(What to produce):
From the records, pick out and copy each line containing "list".

(Provided material):
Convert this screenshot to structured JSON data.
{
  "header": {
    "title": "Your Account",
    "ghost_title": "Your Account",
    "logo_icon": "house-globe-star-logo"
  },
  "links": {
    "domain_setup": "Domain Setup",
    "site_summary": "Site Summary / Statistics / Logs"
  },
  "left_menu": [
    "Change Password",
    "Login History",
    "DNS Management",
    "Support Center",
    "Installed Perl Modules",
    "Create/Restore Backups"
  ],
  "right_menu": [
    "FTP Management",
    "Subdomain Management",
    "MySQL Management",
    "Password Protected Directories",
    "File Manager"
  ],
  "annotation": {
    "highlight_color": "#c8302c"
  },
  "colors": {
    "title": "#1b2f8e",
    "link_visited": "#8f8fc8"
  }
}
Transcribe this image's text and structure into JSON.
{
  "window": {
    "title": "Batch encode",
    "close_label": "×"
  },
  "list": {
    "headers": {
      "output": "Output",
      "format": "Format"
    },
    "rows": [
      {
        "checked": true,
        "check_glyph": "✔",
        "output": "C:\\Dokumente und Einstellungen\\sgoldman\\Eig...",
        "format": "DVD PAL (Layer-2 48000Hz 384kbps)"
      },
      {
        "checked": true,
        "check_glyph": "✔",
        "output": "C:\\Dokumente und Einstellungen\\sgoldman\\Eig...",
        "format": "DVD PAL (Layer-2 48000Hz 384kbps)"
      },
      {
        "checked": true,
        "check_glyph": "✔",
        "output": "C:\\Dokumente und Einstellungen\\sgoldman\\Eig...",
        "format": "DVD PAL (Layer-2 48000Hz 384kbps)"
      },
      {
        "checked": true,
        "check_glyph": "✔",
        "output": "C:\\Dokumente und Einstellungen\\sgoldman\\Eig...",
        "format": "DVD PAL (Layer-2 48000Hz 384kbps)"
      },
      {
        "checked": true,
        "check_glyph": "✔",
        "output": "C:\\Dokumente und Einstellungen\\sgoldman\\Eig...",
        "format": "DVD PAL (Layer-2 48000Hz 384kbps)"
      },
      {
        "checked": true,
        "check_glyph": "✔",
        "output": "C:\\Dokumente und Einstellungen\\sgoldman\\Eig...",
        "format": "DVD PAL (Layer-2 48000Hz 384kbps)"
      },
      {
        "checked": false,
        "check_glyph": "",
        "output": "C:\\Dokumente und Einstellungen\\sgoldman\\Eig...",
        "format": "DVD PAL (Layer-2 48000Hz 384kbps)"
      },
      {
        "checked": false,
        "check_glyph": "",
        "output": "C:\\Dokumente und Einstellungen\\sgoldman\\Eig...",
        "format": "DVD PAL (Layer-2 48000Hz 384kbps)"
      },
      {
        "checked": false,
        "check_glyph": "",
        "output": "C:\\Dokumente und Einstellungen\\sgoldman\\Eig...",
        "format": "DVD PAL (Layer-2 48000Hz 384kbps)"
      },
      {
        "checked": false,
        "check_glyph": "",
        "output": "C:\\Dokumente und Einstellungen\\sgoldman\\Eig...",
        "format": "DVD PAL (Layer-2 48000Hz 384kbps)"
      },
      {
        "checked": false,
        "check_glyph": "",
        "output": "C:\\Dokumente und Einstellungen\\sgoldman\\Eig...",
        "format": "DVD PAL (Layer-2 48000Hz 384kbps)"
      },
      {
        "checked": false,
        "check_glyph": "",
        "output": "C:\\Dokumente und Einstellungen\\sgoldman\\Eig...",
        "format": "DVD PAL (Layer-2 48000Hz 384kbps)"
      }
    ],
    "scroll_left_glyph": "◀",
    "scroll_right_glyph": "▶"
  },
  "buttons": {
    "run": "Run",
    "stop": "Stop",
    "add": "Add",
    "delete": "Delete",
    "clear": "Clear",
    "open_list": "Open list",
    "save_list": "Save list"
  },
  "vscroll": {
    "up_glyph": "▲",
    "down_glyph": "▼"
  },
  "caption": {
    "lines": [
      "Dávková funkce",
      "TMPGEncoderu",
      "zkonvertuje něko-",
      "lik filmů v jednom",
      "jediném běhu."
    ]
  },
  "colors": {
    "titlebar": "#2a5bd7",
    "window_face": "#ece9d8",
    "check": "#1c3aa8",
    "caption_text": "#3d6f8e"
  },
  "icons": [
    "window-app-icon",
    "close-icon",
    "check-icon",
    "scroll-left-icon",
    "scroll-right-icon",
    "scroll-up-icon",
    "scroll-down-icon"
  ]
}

(Written reply):
  "list": {
    "open_list": "Open list",
    "save_list": "Save list"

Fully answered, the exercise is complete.